══ DATA EXTRACT ══
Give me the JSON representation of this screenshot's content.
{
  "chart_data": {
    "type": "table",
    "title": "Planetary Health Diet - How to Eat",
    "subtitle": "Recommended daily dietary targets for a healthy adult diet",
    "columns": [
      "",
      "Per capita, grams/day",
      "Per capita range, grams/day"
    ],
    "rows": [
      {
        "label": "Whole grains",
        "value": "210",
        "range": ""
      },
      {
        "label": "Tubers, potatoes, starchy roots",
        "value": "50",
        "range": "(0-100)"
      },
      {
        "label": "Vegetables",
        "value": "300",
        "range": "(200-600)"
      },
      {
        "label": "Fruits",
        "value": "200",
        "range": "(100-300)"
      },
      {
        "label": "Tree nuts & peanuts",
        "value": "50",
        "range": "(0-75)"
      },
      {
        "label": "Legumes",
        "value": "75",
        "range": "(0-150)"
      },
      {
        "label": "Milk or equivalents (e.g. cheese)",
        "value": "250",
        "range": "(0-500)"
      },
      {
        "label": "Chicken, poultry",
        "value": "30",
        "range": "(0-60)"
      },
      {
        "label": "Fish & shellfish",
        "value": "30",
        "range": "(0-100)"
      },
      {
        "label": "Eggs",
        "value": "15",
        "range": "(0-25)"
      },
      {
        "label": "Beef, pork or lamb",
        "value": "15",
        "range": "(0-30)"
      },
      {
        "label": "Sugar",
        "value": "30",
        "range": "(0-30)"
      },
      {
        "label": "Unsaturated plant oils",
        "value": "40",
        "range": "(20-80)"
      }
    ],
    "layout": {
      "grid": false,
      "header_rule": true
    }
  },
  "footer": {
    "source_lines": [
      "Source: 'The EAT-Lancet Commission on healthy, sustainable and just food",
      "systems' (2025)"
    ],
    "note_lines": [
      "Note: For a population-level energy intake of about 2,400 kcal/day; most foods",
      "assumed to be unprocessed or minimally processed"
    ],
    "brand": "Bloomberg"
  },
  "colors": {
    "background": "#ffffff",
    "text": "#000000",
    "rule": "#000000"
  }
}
═══
TASK DIRECTIONS: Your task is to print the whole listing again exactly.

ANSWER TO THE TASK:
Give me the JSON representation of this screenshot's content.
{
  "chart_data": {
    "type": "table",
    "title": "Planetary Health Diet - How to Eat",
    "subtitle": "Recommended daily dietary targets for a healthy adult diet",
    "columns": [
      "",
      "Per capita, grams/day",
      "Per capita range, grams/day"
    ],
    "rows": [
      {
        "label": "Whole grains",
        "value": "210",
        "range": ""
      },
      {
        "label": "Tubers, potatoes, starchy roots",
        "value": "50",
        "range": "(0-100)"
      },
      {
        "label": "Vegetables",
        "value": "300",
        "range": "(200-600)"
      },
      {
        "label": "Fruits",
        "value": "200",
        "range": "(100-300)"
      },
      {
        "label": "Tree nuts & peanuts",
        "value": "50",
        "range": "(0-75)"
      },
      {
        "label": "Legumes",
        "value": "75",
        "range": "(0-150)"
      },
      {
        "label": "Milk or equivalents (e.g. cheese)",
        "value": "250",
        "range": "(0-500)"
      },
      {
        "label": "Chicken, poultry",
        "value": "30",
        "range": "(0-60)"
      },
      {
        "label": "Fish & shellfish",
        "value": "30",
        "range": "(0-100)"
      },
      {
        "label": "Eggs",
        "value": "15",
        "range": "(0-25)"
      },
      {
        "label": "Beef, pork or lamb",
        "value": "15",
        "range": "(0-30)"
      },
      {
        "label": "Sugar",
        "value": "30",
        "range": "(0-30)"
      },
      {
        "label": "Unsaturated plant oils",
        "value": "40",
        "range": "(20-80)"
      }
    ],
    "layout": {
      "grid": false,
      "header_rule": true
    }
  },
  "footer": {
    "source_lines": [
      "Source: 'The EAT-Lancet Commission on healthy, sustainable and just food",
      "systems' (2025)"
    ],
    "note_lines": [
      "Note: For a population-level energy intake of about 2,400 kcal/day; most foods",
      "assumed to be unprocessed or minimally processed"
    ],
    "brand": "Bloomberg"
  },
  "colors": {
    "background": "#ffffff",
    "text": "#000000",
    "rule": "#000000"
  }
}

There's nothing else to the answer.